Task to complete
Search the records that follow and extract every line containing the string "Modified".

Data for the task
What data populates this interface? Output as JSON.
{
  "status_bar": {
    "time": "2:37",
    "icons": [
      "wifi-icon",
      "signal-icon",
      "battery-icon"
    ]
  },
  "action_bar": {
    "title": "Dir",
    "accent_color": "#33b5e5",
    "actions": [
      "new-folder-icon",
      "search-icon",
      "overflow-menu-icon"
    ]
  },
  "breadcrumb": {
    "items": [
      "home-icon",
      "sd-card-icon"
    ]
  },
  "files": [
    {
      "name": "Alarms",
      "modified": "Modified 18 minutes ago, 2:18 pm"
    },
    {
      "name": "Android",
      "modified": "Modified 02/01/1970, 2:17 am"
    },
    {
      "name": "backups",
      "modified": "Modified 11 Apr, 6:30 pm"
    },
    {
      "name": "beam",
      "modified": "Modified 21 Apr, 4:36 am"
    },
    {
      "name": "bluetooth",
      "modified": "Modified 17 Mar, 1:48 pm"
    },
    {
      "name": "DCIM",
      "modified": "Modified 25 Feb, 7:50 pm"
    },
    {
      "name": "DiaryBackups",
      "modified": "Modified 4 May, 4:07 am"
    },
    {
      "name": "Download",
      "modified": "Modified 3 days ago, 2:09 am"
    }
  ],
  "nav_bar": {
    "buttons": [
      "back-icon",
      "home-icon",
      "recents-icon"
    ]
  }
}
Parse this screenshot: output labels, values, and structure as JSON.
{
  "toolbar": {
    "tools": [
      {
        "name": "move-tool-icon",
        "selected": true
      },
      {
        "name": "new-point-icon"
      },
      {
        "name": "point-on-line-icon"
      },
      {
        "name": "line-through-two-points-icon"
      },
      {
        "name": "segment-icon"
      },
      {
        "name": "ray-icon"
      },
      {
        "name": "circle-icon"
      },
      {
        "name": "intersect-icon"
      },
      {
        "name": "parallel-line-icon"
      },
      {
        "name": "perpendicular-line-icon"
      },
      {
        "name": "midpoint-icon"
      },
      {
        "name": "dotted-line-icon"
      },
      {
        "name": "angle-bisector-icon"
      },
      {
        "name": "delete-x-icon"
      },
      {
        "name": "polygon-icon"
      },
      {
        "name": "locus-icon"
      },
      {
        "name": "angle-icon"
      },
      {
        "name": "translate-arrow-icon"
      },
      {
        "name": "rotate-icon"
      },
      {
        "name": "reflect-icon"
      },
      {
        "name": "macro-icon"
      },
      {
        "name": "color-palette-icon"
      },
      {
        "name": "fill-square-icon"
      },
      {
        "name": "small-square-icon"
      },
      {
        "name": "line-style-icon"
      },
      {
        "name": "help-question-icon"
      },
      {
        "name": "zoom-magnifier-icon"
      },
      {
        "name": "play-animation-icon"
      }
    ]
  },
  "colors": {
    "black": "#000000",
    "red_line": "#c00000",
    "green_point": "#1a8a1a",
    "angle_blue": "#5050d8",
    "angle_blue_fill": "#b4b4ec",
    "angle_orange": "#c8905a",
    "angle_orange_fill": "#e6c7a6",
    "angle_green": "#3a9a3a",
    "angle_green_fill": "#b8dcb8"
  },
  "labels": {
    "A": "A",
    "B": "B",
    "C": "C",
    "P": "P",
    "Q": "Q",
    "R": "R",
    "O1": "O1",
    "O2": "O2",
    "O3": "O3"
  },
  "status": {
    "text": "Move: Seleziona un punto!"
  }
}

Result
      "modified": "Modified 18 minutes ago, 2:18 pm"
      "modified": "Modified 02/01/1970, 2:17 am"
      "modified": "Modified 11 Apr, 6:30 pm"
      "modified": "Modified 21 Apr, 4:36 am"
      "modified": "Modified 17 Mar, 1:48 pm"
      "modified": "Modified 25 Feb, 7:50 pm"
      "modified": "Modified 4 May, 4:07 am"
      "modified": "Modified 3 days ago, 2:09 am"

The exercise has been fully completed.